**The problem:** Could the lines from the one with "Output a JSON" through the end of the listing be restated exactly, with nothing else included?
Begin Task input
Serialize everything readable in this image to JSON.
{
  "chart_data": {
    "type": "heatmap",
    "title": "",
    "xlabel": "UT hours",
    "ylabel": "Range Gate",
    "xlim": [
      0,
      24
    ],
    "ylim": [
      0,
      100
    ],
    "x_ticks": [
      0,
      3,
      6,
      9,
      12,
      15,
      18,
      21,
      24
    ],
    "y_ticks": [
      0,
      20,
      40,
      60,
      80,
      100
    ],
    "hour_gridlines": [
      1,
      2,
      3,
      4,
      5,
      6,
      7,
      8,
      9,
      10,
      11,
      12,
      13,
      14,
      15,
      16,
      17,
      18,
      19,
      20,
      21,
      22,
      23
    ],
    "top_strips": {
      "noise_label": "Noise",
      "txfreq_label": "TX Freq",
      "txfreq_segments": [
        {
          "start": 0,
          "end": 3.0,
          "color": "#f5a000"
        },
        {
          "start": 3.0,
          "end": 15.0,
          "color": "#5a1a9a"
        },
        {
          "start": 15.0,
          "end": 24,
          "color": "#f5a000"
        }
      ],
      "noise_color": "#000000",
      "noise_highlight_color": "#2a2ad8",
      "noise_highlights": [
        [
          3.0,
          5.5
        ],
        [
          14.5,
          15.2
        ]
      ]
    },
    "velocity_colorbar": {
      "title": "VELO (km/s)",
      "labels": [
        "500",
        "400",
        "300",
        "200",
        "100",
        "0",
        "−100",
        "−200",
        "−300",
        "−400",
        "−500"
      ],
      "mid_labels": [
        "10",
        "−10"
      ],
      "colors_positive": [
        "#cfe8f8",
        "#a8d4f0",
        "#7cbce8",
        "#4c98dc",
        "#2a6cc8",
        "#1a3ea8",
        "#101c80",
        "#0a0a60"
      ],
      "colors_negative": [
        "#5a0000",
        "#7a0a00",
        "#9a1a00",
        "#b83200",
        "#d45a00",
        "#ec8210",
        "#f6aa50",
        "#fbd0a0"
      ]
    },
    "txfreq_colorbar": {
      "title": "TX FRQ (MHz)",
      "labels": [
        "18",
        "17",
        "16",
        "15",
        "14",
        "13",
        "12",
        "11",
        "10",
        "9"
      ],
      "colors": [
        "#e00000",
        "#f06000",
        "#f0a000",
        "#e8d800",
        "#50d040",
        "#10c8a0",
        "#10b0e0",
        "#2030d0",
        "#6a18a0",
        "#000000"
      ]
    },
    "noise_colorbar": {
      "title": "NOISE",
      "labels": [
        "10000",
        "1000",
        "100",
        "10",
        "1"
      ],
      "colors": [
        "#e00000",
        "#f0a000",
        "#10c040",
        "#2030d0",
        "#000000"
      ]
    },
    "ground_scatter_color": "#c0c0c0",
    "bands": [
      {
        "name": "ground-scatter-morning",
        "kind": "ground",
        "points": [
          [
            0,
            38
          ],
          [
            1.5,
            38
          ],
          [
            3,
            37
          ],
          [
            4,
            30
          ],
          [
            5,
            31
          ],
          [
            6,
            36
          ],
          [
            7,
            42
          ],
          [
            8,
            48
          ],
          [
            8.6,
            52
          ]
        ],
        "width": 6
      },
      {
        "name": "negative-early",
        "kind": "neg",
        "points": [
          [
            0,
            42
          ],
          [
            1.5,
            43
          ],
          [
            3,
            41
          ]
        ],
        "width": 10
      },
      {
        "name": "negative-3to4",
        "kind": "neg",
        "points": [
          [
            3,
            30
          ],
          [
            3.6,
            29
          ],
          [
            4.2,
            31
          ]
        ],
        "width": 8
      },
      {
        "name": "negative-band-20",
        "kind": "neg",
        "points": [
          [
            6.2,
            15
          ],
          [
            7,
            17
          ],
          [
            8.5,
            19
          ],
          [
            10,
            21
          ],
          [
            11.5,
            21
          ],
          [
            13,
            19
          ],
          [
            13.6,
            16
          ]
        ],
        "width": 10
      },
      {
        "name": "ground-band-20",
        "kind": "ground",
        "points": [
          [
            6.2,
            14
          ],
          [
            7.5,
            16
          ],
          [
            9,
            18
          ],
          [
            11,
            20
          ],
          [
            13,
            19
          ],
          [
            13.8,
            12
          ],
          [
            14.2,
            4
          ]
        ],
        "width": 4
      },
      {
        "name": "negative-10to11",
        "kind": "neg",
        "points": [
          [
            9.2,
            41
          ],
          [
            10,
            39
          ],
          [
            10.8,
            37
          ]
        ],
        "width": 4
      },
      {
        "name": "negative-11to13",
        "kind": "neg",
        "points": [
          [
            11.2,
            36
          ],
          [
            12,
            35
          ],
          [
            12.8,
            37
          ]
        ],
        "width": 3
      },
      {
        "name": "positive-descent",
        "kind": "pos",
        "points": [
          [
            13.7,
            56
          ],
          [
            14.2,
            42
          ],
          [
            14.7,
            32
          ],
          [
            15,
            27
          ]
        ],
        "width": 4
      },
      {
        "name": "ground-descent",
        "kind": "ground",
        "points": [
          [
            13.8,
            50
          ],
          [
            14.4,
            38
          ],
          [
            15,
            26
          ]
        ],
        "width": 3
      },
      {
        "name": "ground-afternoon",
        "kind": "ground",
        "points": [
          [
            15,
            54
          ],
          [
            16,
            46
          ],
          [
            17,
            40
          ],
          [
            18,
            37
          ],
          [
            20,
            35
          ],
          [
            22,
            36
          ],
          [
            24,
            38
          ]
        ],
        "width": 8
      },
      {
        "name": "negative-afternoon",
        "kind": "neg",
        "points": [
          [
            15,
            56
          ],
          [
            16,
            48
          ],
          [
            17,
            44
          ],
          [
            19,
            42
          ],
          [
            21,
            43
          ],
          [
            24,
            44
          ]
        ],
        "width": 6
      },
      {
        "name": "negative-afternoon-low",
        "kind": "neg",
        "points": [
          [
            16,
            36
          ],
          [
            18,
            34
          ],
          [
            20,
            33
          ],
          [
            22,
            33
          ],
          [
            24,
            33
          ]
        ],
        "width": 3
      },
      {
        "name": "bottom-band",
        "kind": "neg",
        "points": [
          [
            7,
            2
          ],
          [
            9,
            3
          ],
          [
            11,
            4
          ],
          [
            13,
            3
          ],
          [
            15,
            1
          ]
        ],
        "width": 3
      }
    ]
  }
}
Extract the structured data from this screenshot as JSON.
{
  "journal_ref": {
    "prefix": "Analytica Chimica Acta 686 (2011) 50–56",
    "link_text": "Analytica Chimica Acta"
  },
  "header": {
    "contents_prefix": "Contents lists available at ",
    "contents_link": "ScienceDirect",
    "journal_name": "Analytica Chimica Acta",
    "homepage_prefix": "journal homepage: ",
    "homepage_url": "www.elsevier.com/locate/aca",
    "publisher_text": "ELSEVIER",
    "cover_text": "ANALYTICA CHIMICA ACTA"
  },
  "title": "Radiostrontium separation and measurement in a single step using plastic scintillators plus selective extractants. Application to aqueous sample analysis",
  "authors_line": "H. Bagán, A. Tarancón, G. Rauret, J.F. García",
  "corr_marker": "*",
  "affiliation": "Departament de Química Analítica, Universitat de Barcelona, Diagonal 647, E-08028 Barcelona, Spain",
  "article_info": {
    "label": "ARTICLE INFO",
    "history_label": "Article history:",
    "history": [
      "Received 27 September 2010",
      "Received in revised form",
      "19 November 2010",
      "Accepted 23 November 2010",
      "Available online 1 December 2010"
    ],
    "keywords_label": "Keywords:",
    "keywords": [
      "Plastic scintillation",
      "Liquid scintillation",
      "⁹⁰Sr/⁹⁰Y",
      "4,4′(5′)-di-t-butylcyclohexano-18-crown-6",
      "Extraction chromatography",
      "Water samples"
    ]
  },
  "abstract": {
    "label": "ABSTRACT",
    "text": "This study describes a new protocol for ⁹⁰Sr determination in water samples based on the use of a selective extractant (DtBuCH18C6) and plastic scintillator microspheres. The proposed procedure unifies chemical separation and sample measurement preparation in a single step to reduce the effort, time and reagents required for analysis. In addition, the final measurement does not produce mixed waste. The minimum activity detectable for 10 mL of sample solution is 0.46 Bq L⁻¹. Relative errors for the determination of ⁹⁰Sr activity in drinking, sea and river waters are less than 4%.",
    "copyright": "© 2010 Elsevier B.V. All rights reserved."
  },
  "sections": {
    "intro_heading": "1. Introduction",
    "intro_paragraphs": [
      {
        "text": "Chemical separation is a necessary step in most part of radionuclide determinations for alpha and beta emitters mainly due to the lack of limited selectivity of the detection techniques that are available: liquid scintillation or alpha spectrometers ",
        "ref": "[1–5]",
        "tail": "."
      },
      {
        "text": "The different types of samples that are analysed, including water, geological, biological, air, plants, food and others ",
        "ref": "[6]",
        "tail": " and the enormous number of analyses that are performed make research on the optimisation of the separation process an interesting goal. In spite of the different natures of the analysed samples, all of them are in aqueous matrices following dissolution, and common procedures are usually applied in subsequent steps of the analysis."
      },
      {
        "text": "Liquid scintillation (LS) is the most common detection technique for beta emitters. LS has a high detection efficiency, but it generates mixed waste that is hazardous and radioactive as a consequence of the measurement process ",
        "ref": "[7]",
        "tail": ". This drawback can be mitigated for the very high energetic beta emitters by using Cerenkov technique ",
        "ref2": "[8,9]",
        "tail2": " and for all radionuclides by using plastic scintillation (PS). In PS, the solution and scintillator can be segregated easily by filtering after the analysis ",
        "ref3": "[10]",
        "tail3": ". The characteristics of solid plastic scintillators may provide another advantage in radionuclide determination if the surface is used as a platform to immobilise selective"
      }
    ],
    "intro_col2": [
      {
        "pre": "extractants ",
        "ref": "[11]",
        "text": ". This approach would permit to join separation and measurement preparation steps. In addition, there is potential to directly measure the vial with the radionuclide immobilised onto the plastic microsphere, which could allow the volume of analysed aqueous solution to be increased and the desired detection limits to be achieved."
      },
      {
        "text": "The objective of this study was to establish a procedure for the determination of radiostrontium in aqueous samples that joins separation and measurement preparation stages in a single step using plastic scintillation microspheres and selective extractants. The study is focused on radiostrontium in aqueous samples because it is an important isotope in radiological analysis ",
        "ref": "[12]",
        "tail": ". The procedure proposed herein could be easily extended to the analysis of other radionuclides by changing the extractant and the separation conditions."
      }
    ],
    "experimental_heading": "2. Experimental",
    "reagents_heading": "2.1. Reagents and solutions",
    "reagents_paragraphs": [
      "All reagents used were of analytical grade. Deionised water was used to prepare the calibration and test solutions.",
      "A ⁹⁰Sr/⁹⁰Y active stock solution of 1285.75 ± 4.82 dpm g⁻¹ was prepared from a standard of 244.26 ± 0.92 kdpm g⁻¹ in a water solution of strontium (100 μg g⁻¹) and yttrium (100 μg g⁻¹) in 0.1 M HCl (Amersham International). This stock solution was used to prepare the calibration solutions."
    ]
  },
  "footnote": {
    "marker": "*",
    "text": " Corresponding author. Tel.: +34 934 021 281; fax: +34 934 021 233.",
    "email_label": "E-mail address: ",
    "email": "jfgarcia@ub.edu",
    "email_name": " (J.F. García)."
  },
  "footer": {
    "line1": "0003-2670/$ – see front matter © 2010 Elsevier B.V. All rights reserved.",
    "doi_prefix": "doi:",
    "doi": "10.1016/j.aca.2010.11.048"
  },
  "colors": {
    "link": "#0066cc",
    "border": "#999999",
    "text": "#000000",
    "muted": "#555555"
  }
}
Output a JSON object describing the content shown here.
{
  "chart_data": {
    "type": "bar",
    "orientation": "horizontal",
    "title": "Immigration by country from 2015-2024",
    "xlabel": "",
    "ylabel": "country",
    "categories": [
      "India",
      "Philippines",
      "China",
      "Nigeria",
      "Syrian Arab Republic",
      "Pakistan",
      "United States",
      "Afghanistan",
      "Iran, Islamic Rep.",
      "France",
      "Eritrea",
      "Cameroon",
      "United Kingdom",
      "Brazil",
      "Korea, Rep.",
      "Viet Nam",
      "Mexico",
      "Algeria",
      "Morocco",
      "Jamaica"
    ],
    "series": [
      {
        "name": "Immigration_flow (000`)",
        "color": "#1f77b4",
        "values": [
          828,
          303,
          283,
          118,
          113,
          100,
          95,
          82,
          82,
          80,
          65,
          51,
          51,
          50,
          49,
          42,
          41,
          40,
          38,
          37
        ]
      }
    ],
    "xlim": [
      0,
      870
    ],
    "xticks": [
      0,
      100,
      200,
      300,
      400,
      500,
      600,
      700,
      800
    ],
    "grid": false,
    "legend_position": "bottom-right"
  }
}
End Task input
**Response to the task:**
Output a JSON object describing the content shown here.
{
  "chart_data": {
    "type": "bar",
    "orientation": "horizontal",
    "title": "Immigration by country from 2015-2024",
    "xlabel": "",
    "ylabel": "country",
    "categories": [
      "India",
      "Philippines",
      "China",
      "Nigeria",
      "Syrian Arab Republic",
      "Pakistan",
      "United States",
      "Afghanistan",
      "Iran, Islamic Rep.",
      "France",
      "Eritrea",
      "Cameroon",
      "United Kingdom",
      "Brazil",
      "Korea, Rep.",
      "Viet Nam",
      "Mexico",
      "Algeria",
      "Morocco",
      "Jamaica"
    ],
    "series": [
      {
        "name": "Immigration_flow (000`)",
        "color": "#1f77b4",
        "values": [
          828,
          303,
          283,
          118,
          113,
          100,
          95,
          82,
          82,
          80,
          65,
          51,
          51,
          50,
          49,
          42,
          41,
          40,
          38,
          37
        ]
      }
    ],
    "xlim": [
      0,
      870
    ],
    "xticks": [
      0,
      100,
      200,
      300,
      400,
      500,
      600,
      700,
      800
    ],
    "grid": false,
    "legend_position": "bottom-right"
  }
}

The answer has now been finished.